→ **Short task**: For the listing underneath, give the count of lines containing the string "Area" and nothing further.

Items from a dataset
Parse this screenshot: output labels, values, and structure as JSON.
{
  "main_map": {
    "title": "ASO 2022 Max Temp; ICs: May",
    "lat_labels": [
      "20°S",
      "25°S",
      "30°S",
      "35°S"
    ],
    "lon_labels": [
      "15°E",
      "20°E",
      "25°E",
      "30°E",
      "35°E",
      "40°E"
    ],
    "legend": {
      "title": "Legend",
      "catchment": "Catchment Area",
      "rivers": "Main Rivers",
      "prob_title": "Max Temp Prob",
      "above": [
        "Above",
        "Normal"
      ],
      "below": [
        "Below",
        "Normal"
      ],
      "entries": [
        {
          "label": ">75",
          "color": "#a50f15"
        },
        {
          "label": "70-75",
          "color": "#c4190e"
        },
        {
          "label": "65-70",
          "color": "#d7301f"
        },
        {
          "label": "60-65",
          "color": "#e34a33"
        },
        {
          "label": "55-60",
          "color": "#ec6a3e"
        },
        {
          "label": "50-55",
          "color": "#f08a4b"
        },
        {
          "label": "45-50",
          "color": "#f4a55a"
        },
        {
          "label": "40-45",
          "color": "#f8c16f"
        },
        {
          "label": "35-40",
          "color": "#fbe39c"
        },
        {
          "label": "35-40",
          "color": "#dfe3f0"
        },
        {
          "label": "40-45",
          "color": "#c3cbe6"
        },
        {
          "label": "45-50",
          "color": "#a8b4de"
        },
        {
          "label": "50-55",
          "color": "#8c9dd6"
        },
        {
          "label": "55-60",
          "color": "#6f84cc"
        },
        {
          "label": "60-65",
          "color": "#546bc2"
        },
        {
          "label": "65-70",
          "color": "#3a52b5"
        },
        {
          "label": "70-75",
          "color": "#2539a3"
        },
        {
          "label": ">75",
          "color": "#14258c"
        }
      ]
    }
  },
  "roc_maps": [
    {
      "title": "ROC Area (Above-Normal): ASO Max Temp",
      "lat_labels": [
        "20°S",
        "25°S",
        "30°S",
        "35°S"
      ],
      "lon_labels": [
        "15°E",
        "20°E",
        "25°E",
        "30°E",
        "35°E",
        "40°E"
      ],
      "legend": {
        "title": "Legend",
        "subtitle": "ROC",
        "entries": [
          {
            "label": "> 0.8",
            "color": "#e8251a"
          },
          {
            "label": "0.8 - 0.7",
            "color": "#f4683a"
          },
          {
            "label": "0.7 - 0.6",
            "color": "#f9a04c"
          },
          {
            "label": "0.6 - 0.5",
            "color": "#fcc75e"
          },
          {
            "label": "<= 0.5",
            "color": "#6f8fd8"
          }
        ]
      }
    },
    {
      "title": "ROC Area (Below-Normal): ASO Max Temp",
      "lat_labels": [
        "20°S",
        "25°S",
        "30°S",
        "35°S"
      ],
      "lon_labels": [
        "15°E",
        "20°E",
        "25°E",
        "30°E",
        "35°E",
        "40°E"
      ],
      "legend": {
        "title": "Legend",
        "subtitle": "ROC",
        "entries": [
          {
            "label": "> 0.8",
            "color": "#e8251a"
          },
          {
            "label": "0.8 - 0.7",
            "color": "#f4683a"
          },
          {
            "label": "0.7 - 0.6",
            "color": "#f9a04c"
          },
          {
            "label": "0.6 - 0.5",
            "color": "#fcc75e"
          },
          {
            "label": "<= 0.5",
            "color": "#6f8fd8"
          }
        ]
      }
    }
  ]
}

→ **Solution**: 3